* _WHAT TO PRODUCE_: Omit every picture, then give all the entries again exactly.

Items from a figure collection:

┌────────

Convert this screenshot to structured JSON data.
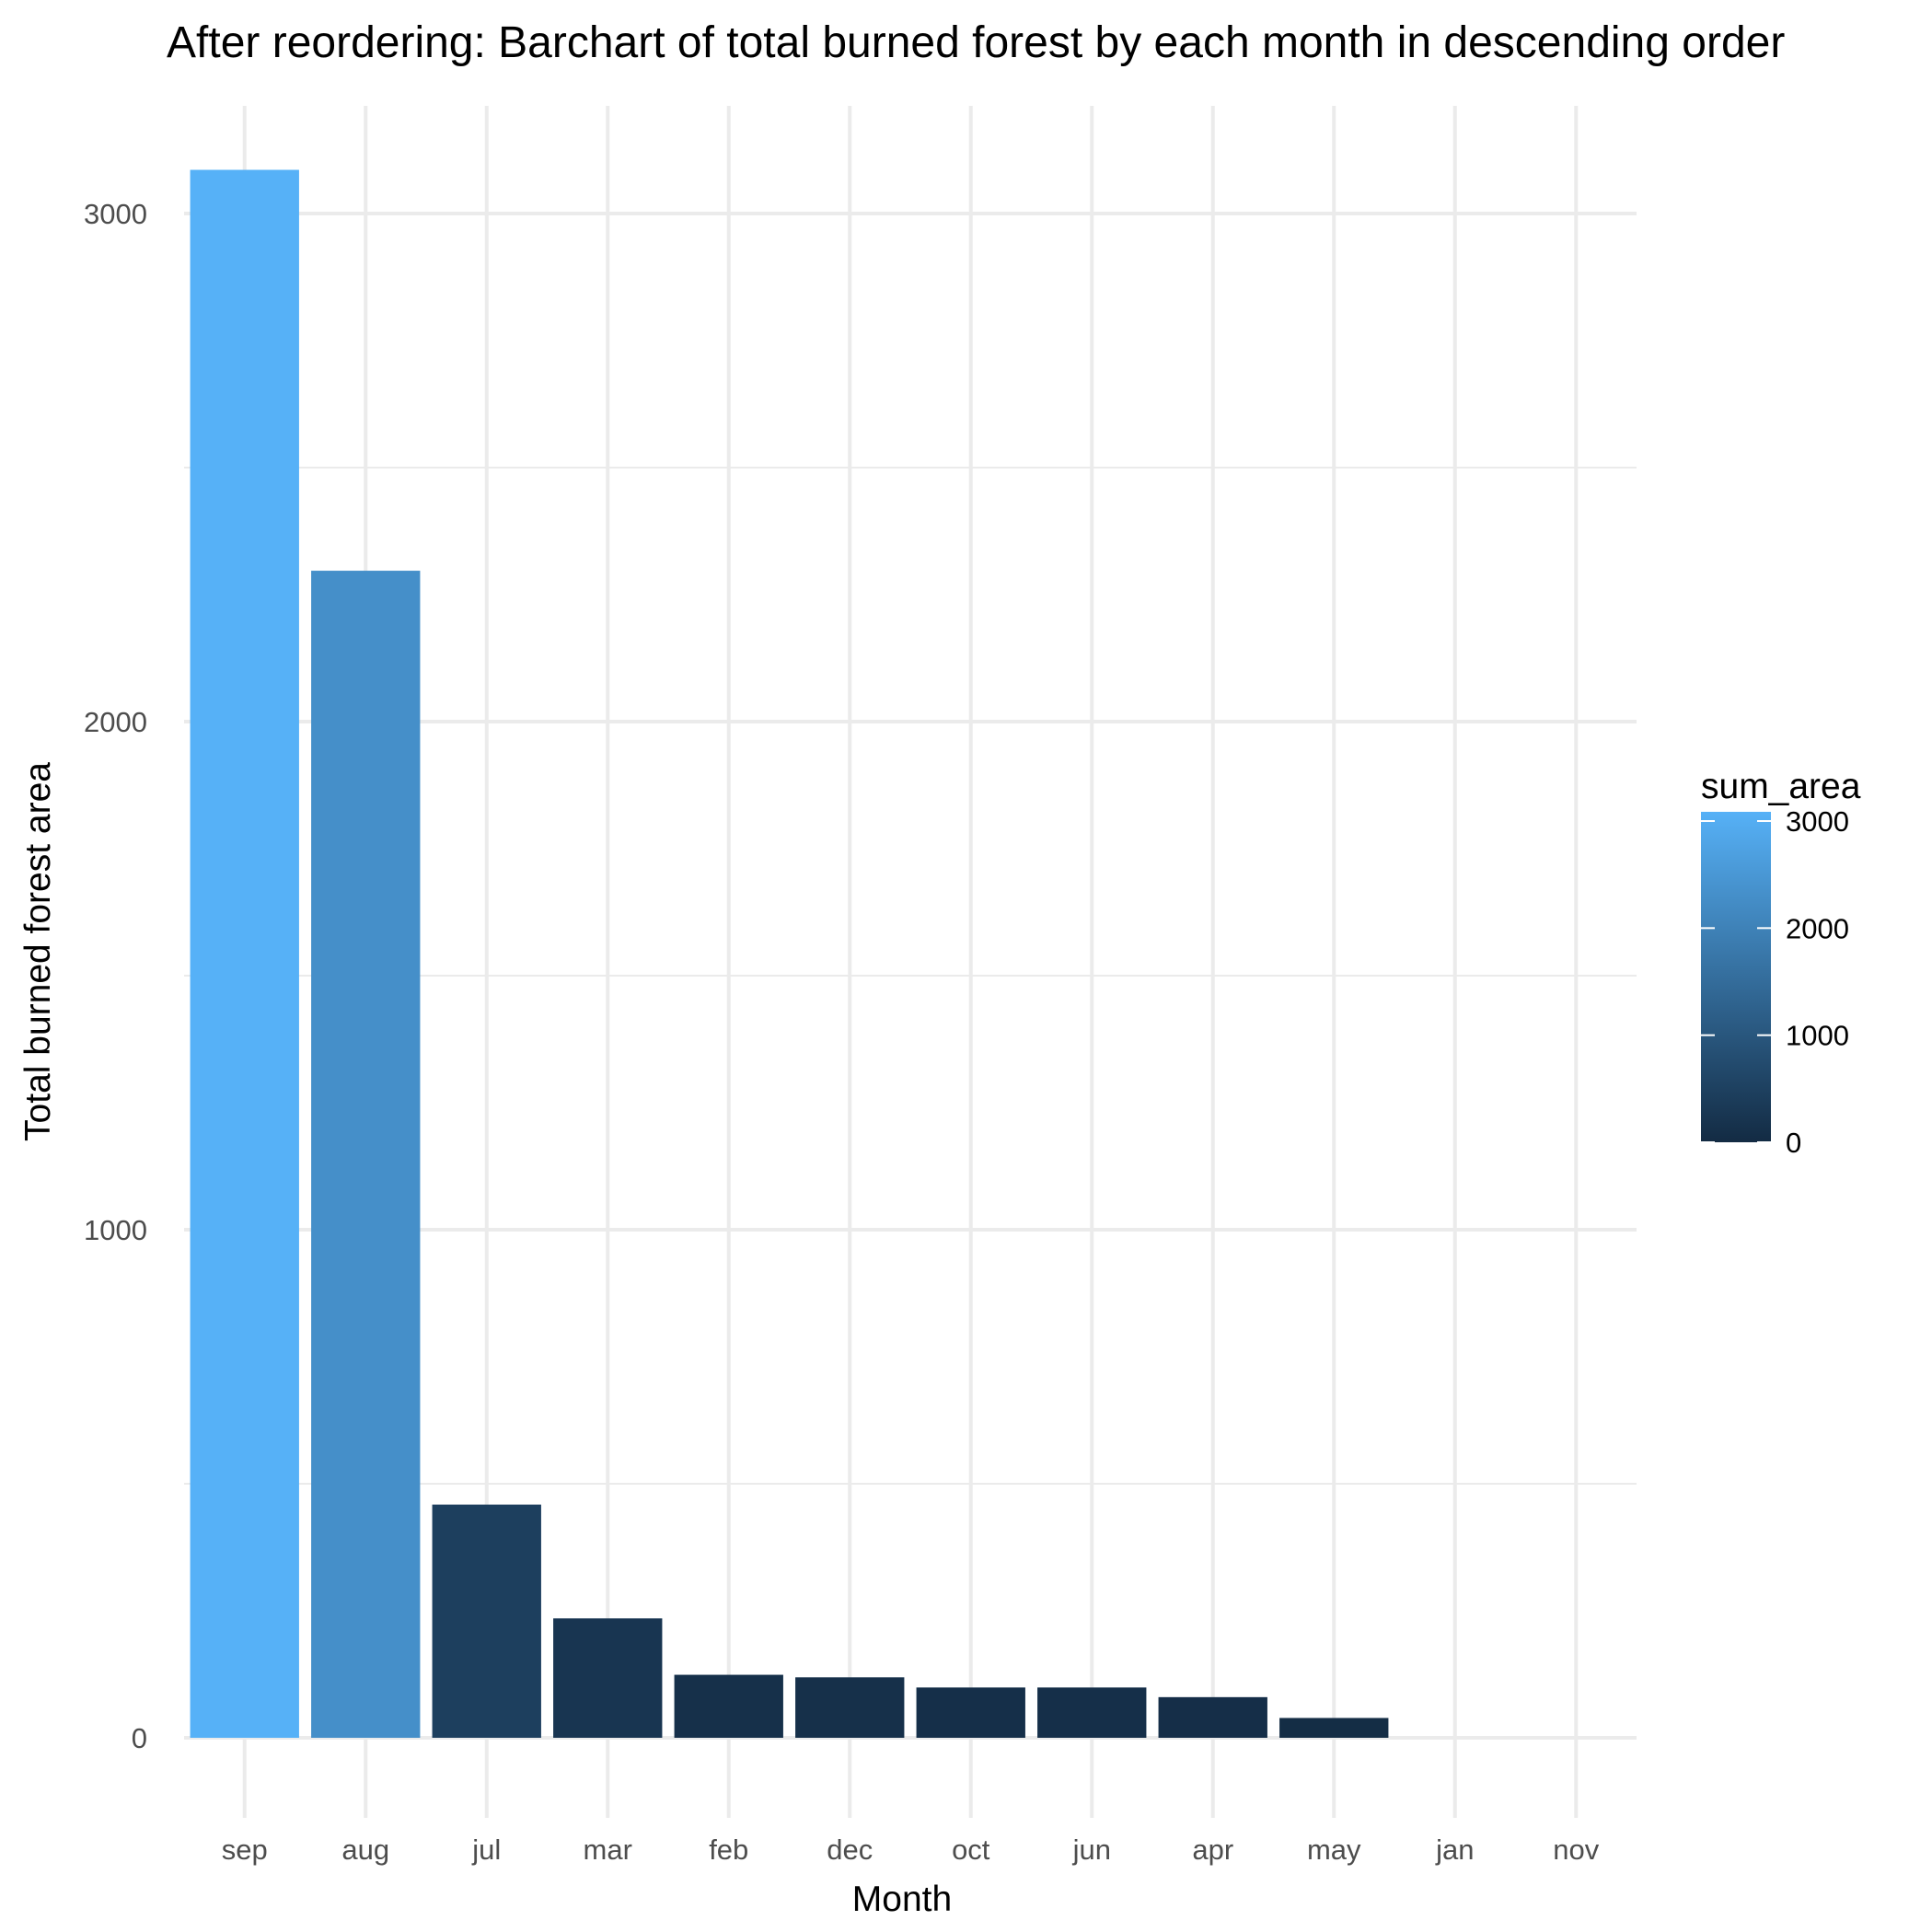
{
  "chart_data": {
    "type": "bar",
    "title": "After reordering: Barchart of total burned forest by each month in descending order",
    "xlabel": "Month",
    "ylabel": "Total burned forest area",
    "categories": [
      "sep",
      "aug",
      "jul",
      "mar",
      "feb",
      "dec",
      "oct",
      "jun",
      "apr",
      "may",
      "jan",
      "nov"
    ],
    "values": [
      3086,
      2297,
      459,
      235,
      124,
      119,
      99,
      99,
      80,
      39,
      0,
      0
    ],
    "ylim": [
      0,
      3086
    ],
    "yticks": [
      0,
      1000,
      2000,
      3000
    ],
    "grid": true,
    "fill": {
      "variable": "sum_area",
      "low_color": "#132B43",
      "high_color": "#56B1F7"
    },
    "legend": {
      "title": "sum_area",
      "position": "right",
      "breaks": [
        0,
        1000,
        2000,
        3000
      ],
      "labels": [
        "0",
        "1000",
        "2000",
        "3000"
      ]
    }
  }
}
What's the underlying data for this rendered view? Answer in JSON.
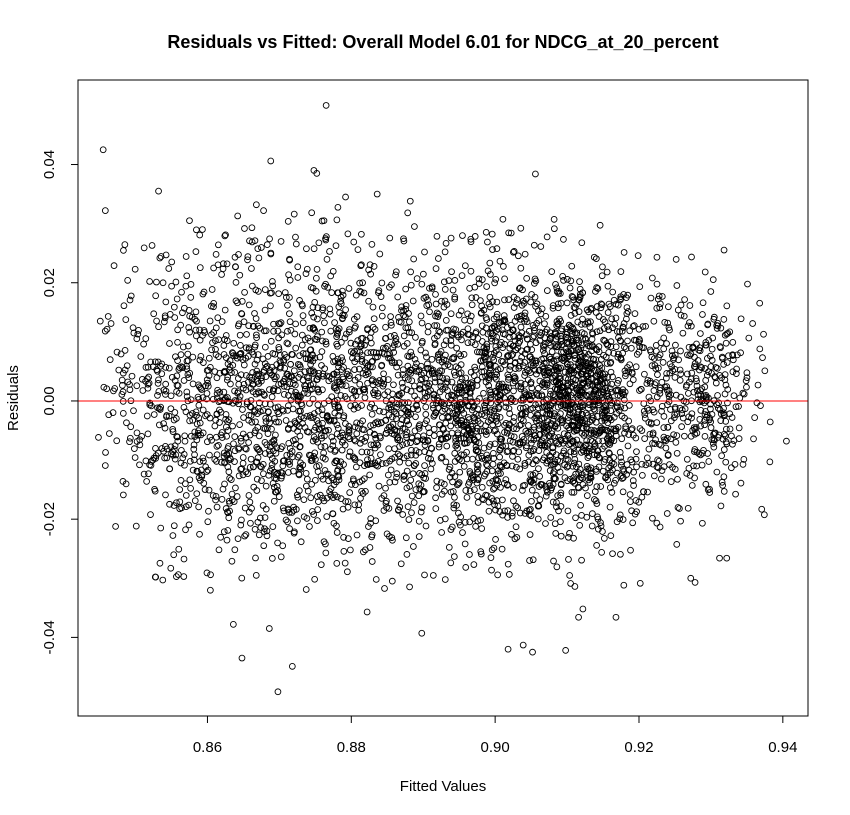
{
  "chart_data": {
    "type": "scatter",
    "title": "Residuals vs Fitted: Overall Model 6.01 for NDCG_at_20_percent",
    "xlabel": "Fitted Values",
    "ylabel": "Residuals",
    "xlim": [
      0.842,
      0.9435
    ],
    "ylim": [
      -0.0533,
      0.0543
    ],
    "x_ticks": [
      0.86,
      0.88,
      0.9,
      0.92,
      0.94
    ],
    "x_tick_labels": [
      "0.86",
      "0.88",
      "0.90",
      "0.92",
      "0.94"
    ],
    "y_ticks": [
      -0.04,
      -0.02,
      0.0,
      0.02,
      0.04
    ],
    "y_tick_labels": [
      "-0.04",
      "-0.02",
      "0.00",
      "0.02",
      "0.04"
    ],
    "reference_line": {
      "y": 0.0,
      "color": "#ff0000"
    },
    "point_color": "#000000",
    "grid": false,
    "n_points_approx": 4000,
    "points_listed": [
      [
        0.8455,
        0.0425
      ],
      [
        0.8458,
        0.0322
      ],
      [
        0.8462,
        0.0143
      ],
      [
        0.8466,
        0.0131
      ],
      [
        0.8481,
        0.0011
      ],
      [
        0.8483,
        -0.0021
      ],
      [
        0.8502,
        -0.0054
      ],
      [
        0.8512,
        0.0259
      ],
      [
        0.8521,
        0.0066
      ],
      [
        0.8526,
        -0.0023
      ],
      [
        0.8528,
        0.0178
      ],
      [
        0.8532,
        0.0355
      ],
      [
        0.8528,
        -0.0298
      ],
      [
        0.8535,
        -0.0215
      ],
      [
        0.8541,
        -0.0046
      ],
      [
        0.8549,
        -0.0283
      ],
      [
        0.8575,
        0.0305
      ],
      [
        0.8593,
        0.029
      ],
      [
        0.8612,
        0.0248
      ],
      [
        0.8642,
        0.0313
      ],
      [
        0.8648,
        -0.0435
      ],
      [
        0.8636,
        -0.0378
      ],
      [
        0.8668,
        0.0332
      ],
      [
        0.8678,
        0.0322
      ],
      [
        0.8688,
        0.0406
      ],
      [
        0.8686,
        -0.0385
      ],
      [
        0.8698,
        -0.0492
      ],
      [
        0.8718,
        -0.0449
      ],
      [
        0.8748,
        0.039
      ],
      [
        0.8752,
        0.0385
      ],
      [
        0.8762,
        0.0305
      ],
      [
        0.8765,
        0.05
      ],
      [
        0.8792,
        0.0345
      ],
      [
        0.8822,
        -0.0357
      ],
      [
        0.8836,
        0.035
      ],
      [
        0.8882,
        0.0338
      ],
      [
        0.8898,
        -0.0393
      ],
      [
        0.9018,
        -0.042
      ],
      [
        0.9039,
        -0.0413
      ],
      [
        0.9052,
        -0.0425
      ],
      [
        0.9056,
        0.0384
      ],
      [
        0.9098,
        -0.0422
      ],
      [
        0.9116,
        -0.0366
      ],
      [
        0.9122,
        -0.0352
      ],
      [
        0.9168,
        -0.0366
      ],
      [
        0.9272,
        -0.03
      ],
      [
        0.9278,
        -0.0307
      ],
      [
        0.9312,
        -0.0266
      ],
      [
        0.9322,
        -0.0266
      ],
      [
        0.9405,
        -0.0068
      ],
      [
        0.9382,
        -0.0103
      ],
      [
        0.9375,
        0.0051
      ],
      [
        0.9368,
        0.0088
      ],
      [
        0.9358,
        0.0131
      ],
      [
        0.9342,
        0.0139
      ],
      [
        0.9318,
        0.0138
      ]
    ],
    "density_clusters": [
      {
        "x_center": 0.8625,
        "x_sd": 0.0085,
        "y_sd": 0.013,
        "n": 850
      },
      {
        "x_center": 0.88,
        "x_sd": 0.0075,
        "y_sd": 0.0125,
        "n": 900
      },
      {
        "x_center": 0.898,
        "x_sd": 0.006,
        "y_sd": 0.012,
        "n": 1000
      },
      {
        "x_center": 0.912,
        "x_sd": 0.0048,
        "y_sd": 0.0105,
        "n": 1100
      },
      {
        "x_center": 0.928,
        "x_sd": 0.0045,
        "y_sd": 0.009,
        "n": 380
      }
    ]
  }
}
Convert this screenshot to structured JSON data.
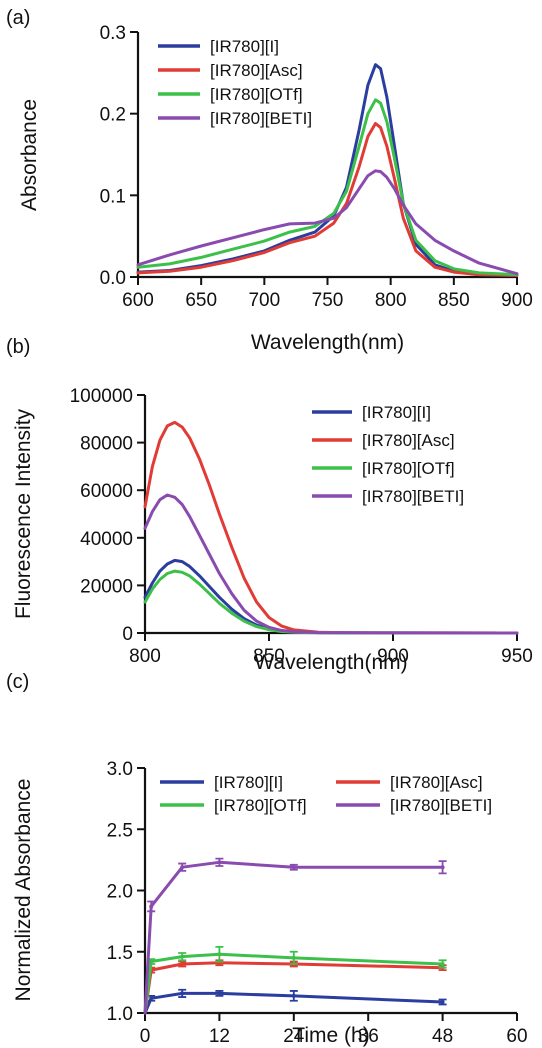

└────────

* _COMPLETE OUTPUT_:
Convert this screenshot to structured JSON data.
{
  "chart_data": {
    "type": "bar",
    "title": "After reordering: Barchart of total burned forest by each month in descending order",
    "xlabel": "Month",
    "ylabel": "Total burned forest area",
    "categories": [
      "sep",
      "aug",
      "jul",
      "mar",
      "feb",
      "dec",
      "oct",
      "jun",
      "apr",
      "may",
      "jan",
      "nov"
    ],
    "values": [
      3086,
      2297,
      459,
      235,
      124,
      119,
      99,
      99,
      80,
      39,
      0,
      0
    ],
    "ylim": [
      0,
      3086
    ],
    "yticks": [
      0,
      1000,
      2000,
      3000
    ],
    "grid": true,
    "fill": {
      "variable": "sum_area",
      "low_color": "#132B43",
      "high_color": "#56B1F7"
    },
    "legend": {
      "title": "sum_area",
      "position": "right",
      "breaks": [
        0,
        1000,
        2000,
        3000
      ],
      "labels": [
        "0",
        "1000",
        "2000",
        "3000"
      ]
    }
  }
}
What's the underlying data for this rendered view? Answer in JSON.
{
  "chart_data": {
    "type": "scatter",
    "title": "Residuals vs Fitted: Overall Model 6.01 for NDCG_at_20_percent",
    "xlabel": "Fitted Values",
    "ylabel": "Residuals",
    "xlim": [
      0.842,
      0.9435
    ],
    "ylim": [
      -0.0533,
      0.0543
    ],
    "x_ticks": [
      0.86,
      0.88,
      0.9,
      0.92,
      0.94
    ],
    "x_tick_labels": [
      "0.86",
      "0.88",
      "0.90",
      "0.92",
      "0.94"
    ],
    "y_ticks": [
      -0.04,
      -0.02,
      0.0,
      0.02,
      0.04
    ],
    "y_tick_labels": [
      "-0.04",
      "-0.02",
      "0.00",
      "0.02",
      "0.04"
    ],
    "reference_line": {
      "y": 0.0,
      "color": "#ff0000"
    },
    "point_color": "#000000",
    "grid": false,
    "n_points_approx": 4000,
    "points_listed": [
      [
        0.8455,
        0.0425
      ],
      [
        0.8458,
        0.0322
      ],
      [
        0.8462,
        0.0143
      ],
      [
        0.8466,
        0.0131
      ],
      [
        0.8481,
        0.0011
      ],
      [
        0.8483,
        -0.0021
      ],
      [
        0.8502,
        -0.0054
      ],
      [
        0.8512,
        0.0259
      ],
      [
        0.8521,
        0.0066
      ],
      [
        0.8526,
        -0.0023
      ],
      [
        0.8528,
        0.0178
      ],
      [
        0.8532,
        0.0355
      ],
      [
        0.8528,
        -0.0298
      ],
      [
        0.8535,
        -0.0215
      ],
      [
        0.8541,
        -0.0046
      ],
      [
        0.8549,
        -0.0283
      ],
      [
        0.8575,
        0.0305
      ],
      [
        0.8593,
        0.029
      ],
      [
        0.8612,
        0.0248
      ],
      [
        0.8642,
        0.0313
      ],
      [
        0.8648,
        -0.0435
      ],
      [
        0.8636,
        -0.0378
      ],
      [
        0.8668,
        0.0332
      ],
      [
        0.8678,
        0.0322
      ],
      [
        0.8688,
        0.0406
      ],
      [
        0.8686,
        -0.0385
      ],
      [
        0.8698,
        -0.0492
      ],
      [
        0.8718,
        -0.0449
      ],
      [
        0.8748,
        0.039
      ],
      [
        0.8752,
        0.0385
      ],
      [
        0.8762,
        0.0305
      ],
      [
        0.8765,
        0.05
      ],
      [
        0.8792,
        0.0345
      ],
      [
        0.8822,
        -0.0357
      ],
      [
        0.8836,
        0.035
      ],
      [
        0.8882,
        0.0338
      ],
      [
        0.8898,
        -0.0393
      ],
      [
        0.9018,
        -0.042
      ],
      [
        0.9039,
        -0.0413
      ],
      [
        0.9052,
        -0.0425
      ],
      [
        0.9056,
        0.0384
      ],
      [
        0.9098,
        -0.0422
      ],
      [
        0.9116,
        -0.0366
      ],
      [
        0.9122,
        -0.0352
      ],
      [
        0.9168,
        -0.0366
      ],
      [
        0.9272,
        -0.03
      ],
      [
        0.9278,
        -0.0307
      ],
      [
        0.9312,
        -0.0266
      ],
      [
        0.9322,
        -0.0266
      ],
      [
        0.9405,
        -0.0068
      ],
      [
        0.9382,
        -0.0103
      ],
      [
        0.9375,
        0.0051
      ],
      [
        0.9368,
        0.0088
      ],
      [
        0.9358,
        0.0131
      ],
      [
        0.9342,
        0.0139
      ],
      [
        0.9318,
        0.0138
      ]
    ],
    "density_clusters": [
      {
        "x_center": 0.8625,
        "x_sd": 0.0085,
        "y_sd": 0.013,
        "n": 850
      },
      {
        "x_center": 0.88,
        "x_sd": 0.0075,
        "y_sd": 0.0125,
        "n": 900
      },
      {
        "x_center": 0.898,
        "x_sd": 0.006,
        "y_sd": 0.012,
        "n": 1000
      },
      {
        "x_center": 0.912,
        "x_sd": 0.0048,
        "y_sd": 0.0105,
        "n": 1100
      },
      {
        "x_center": 0.928,
        "x_sd": 0.0045,
        "y_sd": 0.009,
        "n": 380
      }
    ]
  }
}
Convert this screenshot to structured JSON data.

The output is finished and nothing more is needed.